◆ **Given task**
Skip the images and copy each record exactly as written.
※
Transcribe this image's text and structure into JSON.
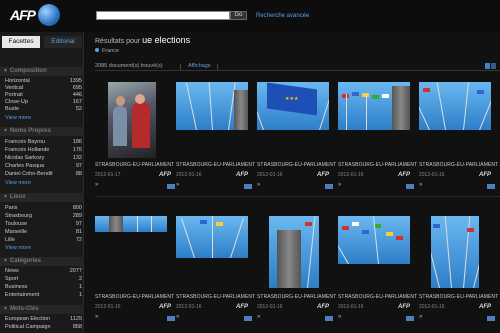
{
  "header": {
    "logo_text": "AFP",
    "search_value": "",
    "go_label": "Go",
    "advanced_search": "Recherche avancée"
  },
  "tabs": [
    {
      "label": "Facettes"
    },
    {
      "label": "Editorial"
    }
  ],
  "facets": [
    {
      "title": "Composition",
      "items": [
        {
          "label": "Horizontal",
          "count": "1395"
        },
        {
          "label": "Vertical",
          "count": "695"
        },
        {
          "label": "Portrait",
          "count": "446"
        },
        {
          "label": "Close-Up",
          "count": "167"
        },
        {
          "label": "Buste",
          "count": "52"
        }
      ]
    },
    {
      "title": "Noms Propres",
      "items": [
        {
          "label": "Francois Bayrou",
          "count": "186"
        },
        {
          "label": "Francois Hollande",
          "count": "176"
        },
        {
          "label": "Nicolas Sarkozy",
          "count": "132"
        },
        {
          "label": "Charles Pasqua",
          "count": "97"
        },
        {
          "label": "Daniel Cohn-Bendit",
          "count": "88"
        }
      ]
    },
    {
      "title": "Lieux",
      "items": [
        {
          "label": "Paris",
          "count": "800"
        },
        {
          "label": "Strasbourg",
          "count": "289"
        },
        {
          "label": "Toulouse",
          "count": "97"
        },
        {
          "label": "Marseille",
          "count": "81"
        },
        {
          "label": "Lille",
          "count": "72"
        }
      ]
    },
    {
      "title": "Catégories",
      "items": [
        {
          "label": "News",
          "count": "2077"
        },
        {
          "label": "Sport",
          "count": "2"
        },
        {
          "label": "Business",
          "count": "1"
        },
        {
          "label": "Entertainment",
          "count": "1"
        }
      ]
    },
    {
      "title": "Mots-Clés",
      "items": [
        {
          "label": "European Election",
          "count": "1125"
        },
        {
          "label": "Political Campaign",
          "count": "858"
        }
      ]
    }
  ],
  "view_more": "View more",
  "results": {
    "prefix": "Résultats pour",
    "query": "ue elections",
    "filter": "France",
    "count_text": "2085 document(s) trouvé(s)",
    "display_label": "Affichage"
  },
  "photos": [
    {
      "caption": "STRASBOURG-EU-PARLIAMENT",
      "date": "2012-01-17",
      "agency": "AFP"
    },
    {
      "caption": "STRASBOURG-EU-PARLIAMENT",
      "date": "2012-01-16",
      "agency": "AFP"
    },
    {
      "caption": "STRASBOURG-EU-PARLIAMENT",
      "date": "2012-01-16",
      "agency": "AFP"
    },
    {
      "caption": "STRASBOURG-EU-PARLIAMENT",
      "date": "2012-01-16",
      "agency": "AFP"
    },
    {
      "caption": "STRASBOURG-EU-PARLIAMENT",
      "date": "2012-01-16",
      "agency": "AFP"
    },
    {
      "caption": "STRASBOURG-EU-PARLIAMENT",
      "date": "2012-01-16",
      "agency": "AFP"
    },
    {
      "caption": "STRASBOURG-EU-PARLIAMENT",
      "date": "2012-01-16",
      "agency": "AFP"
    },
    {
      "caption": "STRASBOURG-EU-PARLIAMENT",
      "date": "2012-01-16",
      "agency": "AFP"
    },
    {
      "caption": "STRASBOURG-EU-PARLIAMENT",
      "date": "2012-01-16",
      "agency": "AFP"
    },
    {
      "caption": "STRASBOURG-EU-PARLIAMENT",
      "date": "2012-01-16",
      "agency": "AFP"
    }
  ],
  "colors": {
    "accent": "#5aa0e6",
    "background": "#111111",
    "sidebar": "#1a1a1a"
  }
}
※
◆ **Final result**
Transcribe this image's text and structure into JSON.
{
  "header": {
    "logo_text": "AFP",
    "search_value": "",
    "go_label": "Go",
    "advanced_search": "Recherche avancée"
  },
  "tabs": [
    {
      "label": "Facettes"
    },
    {
      "label": "Editorial"
    }
  ],
  "facets": [
    {
      "title": "Composition",
      "items": [
        {
          "label": "Horizontal",
          "count": "1395"
        },
        {
          "label": "Vertical",
          "count": "695"
        },
        {
          "label": "Portrait",
          "count": "446"
        },
        {
          "label": "Close-Up",
          "count": "167"
        },
        {
          "label": "Buste",
          "count": "52"
        }
      ]
    },
    {
      "title": "Noms Propres",
      "items": [
        {
          "label": "Francois Bayrou",
          "count": "186"
        },
        {
          "label": "Francois Hollande",
          "count": "176"
        },
        {
          "label": "Nicolas Sarkozy",
          "count": "132"
        },
        {
          "label": "Charles Pasqua",
          "count": "97"
        },
        {
          "label": "Daniel Cohn-Bendit",
          "count": "88"
        }
      ]
    },
    {
      "title": "Lieux",
      "items": [
        {
          "label": "Paris",
          "count": "800"
        },
        {
          "label": "Strasbourg",
          "count": "289"
        },
        {
          "label": "Toulouse",
          "count": "97"
        },
        {
          "label": "Marseille",
          "count": "81"
        },
        {
          "label": "Lille",
          "count": "72"
        }
      ]
    },
    {
      "title": "Catégories",
      "items": [
        {
          "label": "News",
          "count": "2077"
        },
        {
          "label": "Sport",
          "count": "2"
        },
        {
          "label": "Business",
          "count": "1"
        },
        {
          "label": "Entertainment",
          "count": "1"
        }
      ]
    },
    {
      "title": "Mots-Clés",
      "items": [
        {
          "label": "European Election",
          "count": "1125"
        },
        {
          "label": "Political Campaign",
          "count": "858"
        }
      ]
    }
  ],
  "view_more": "View more",
  "results": {
    "prefix": "Résultats pour",
    "query": "ue elections",
    "filter": "France",
    "count_text": "2085 document(s) trouvé(s)",
    "display_label": "Affichage"
  },
  "photos": [
    {
      "caption": "STRASBOURG-EU-PARLIAMENT",
      "date": "2012-01-17",
      "agency": "AFP"
    },
    {
      "caption": "STRASBOURG-EU-PARLIAMENT",
      "date": "2012-01-16",
      "agency": "AFP"
    },
    {
      "caption": "STRASBOURG-EU-PARLIAMENT",
      "date": "2012-01-16",
      "agency": "AFP"
    },
    {
      "caption": "STRASBOURG-EU-PARLIAMENT",
      "date": "2012-01-16",
      "agency": "AFP"
    },
    {
      "caption": "STRASBOURG-EU-PARLIAMENT",
      "date": "2012-01-16",
      "agency": "AFP"
    },
    {
      "caption": "STRASBOURG-EU-PARLIAMENT",
      "date": "2012-01-16",
      "agency": "AFP"
    },
    {
      "caption": "STRASBOURG-EU-PARLIAMENT",
      "date": "2012-01-16",
      "agency": "AFP"
    },
    {
      "caption": "STRASBOURG-EU-PARLIAMENT",
      "date": "2012-01-16",
      "agency": "AFP"
    },
    {
      "caption": "STRASBOURG-EU-PARLIAMENT",
      "date": "2012-01-16",
      "agency": "AFP"
    },
    {
      "caption": "STRASBOURG-EU-PARLIAMENT",
      "date": "2012-01-16",
      "agency": "AFP"
    }
  ],
  "colors": {
    "accent": "#5aa0e6",
    "background": "#111111",
    "sidebar": "#1a1a1a"
  }
}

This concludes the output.